- [Provided information]
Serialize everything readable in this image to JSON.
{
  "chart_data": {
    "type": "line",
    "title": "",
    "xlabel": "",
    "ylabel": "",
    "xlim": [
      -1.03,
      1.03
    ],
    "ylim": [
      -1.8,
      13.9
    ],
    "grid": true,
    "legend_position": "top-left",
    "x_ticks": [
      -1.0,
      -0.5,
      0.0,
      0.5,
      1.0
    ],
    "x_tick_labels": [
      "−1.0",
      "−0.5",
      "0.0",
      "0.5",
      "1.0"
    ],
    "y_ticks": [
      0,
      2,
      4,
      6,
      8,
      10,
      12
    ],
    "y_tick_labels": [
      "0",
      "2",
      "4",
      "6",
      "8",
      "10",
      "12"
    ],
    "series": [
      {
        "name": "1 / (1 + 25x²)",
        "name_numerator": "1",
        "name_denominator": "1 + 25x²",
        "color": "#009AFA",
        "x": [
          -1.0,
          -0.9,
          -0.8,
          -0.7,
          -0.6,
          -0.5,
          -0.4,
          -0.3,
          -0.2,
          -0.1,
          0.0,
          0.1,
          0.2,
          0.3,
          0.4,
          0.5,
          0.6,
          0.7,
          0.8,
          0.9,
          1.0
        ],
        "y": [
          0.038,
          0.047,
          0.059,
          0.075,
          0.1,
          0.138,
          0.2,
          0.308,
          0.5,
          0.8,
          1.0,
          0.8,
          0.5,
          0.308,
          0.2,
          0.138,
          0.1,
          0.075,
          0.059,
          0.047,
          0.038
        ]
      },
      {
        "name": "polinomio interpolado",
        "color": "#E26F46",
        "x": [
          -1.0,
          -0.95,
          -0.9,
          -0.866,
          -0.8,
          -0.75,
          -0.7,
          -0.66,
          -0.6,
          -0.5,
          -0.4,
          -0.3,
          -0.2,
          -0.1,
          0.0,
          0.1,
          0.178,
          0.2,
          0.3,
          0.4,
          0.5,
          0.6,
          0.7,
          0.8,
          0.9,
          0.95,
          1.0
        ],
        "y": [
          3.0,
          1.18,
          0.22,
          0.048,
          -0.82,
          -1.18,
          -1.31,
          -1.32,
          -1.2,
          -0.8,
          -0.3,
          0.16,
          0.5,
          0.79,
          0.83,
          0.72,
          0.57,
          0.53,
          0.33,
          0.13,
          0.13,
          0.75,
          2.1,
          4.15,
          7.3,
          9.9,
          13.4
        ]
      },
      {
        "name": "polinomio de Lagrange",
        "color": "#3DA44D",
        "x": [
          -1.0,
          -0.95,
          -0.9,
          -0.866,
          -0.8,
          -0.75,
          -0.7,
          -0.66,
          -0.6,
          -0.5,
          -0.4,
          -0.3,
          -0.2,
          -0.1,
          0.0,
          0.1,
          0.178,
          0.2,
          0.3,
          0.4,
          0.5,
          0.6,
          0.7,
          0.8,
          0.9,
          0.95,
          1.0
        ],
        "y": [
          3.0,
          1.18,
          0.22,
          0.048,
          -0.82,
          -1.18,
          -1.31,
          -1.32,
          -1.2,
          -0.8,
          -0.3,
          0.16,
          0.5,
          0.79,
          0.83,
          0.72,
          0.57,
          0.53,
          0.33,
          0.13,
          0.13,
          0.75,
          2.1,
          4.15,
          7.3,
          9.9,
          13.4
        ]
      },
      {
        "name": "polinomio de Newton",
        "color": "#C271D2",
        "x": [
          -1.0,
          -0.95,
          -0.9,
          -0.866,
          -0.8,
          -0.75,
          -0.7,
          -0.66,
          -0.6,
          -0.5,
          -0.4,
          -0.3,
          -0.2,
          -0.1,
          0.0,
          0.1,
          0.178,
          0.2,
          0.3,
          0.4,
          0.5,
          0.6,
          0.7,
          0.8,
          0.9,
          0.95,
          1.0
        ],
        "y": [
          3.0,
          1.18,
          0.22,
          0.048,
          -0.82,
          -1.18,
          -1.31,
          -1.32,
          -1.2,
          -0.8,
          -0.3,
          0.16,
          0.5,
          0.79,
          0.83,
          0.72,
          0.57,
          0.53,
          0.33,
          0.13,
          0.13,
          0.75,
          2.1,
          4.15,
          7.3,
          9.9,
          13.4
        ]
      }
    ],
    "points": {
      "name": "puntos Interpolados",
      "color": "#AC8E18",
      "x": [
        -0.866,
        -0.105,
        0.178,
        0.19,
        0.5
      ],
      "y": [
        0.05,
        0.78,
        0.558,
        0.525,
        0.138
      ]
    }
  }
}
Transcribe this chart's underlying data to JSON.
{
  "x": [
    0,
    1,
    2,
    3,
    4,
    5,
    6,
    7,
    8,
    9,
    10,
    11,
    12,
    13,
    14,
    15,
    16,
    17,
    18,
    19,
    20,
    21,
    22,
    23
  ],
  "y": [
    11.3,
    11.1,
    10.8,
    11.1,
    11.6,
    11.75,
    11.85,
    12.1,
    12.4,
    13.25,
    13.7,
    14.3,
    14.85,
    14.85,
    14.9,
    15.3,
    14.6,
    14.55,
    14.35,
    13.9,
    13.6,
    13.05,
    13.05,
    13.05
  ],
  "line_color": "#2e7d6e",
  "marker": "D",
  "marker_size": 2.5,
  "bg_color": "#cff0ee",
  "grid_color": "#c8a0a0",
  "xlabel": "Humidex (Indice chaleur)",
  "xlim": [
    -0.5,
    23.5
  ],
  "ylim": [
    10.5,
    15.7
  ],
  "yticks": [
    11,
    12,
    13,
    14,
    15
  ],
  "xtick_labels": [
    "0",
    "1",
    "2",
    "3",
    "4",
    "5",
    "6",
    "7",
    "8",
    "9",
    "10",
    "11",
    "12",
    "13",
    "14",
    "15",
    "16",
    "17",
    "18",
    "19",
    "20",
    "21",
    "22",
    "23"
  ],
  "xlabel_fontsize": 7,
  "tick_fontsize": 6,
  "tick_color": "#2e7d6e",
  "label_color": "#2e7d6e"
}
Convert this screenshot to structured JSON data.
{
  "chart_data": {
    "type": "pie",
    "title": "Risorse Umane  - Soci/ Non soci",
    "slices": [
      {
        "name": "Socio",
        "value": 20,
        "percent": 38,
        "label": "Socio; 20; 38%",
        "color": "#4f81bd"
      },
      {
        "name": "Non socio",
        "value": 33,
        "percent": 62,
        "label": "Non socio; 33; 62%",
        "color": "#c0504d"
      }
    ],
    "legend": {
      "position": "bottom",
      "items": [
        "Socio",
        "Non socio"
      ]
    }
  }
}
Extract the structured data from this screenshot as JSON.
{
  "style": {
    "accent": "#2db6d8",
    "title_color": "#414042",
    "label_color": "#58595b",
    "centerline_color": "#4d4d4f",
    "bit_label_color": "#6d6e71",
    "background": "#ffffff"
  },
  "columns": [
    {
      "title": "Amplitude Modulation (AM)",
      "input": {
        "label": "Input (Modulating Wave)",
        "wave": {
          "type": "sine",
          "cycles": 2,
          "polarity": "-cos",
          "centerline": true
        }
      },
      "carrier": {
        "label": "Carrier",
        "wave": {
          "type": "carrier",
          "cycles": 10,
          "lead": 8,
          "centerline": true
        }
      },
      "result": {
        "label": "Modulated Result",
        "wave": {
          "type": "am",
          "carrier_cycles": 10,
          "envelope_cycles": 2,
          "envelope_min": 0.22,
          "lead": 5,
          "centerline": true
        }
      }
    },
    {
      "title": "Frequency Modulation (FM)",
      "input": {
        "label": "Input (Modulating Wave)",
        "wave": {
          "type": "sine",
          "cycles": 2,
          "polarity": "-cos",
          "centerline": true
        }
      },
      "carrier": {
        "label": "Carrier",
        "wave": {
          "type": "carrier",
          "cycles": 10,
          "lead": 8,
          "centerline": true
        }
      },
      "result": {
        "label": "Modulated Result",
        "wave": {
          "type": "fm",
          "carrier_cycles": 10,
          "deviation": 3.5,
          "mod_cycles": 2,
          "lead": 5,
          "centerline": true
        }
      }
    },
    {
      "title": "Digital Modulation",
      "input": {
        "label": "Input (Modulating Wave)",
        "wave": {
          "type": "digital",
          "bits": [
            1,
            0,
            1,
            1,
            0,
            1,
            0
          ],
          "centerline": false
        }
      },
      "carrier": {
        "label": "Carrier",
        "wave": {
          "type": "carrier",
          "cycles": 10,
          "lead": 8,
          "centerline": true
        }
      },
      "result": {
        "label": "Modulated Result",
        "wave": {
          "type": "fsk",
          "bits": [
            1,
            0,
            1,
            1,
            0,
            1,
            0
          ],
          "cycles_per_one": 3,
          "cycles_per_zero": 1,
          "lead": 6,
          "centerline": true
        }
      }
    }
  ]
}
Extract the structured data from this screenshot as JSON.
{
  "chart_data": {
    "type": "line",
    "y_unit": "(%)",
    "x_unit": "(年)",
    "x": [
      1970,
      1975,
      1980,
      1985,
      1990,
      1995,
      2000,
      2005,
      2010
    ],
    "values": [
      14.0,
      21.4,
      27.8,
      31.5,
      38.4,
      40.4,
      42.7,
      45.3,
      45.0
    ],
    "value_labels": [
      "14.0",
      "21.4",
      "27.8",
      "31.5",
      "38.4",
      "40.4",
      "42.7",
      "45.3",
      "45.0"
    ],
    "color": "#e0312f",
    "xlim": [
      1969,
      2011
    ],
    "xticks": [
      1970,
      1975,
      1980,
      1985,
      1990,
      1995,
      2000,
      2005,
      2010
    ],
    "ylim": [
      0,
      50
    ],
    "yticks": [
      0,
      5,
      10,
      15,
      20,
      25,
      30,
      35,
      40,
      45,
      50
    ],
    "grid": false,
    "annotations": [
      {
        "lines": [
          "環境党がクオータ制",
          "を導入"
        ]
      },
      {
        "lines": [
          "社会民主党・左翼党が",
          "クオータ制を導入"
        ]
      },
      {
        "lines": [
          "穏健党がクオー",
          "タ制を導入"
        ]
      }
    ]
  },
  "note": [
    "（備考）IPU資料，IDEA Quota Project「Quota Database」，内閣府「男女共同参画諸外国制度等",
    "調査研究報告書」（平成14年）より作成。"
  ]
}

- [Exercise objective]
Search the data above for the string "this" and return every line that has it.

- [Answer to the exercise]
Serialize everything readable in this image to JSON.
Transcribe this chart's underlying data to JSON.
Convert this screenshot to structured JSON data.
Extract the structured data from this screenshot as JSON.
Extract the structured data from this screenshot as JSON.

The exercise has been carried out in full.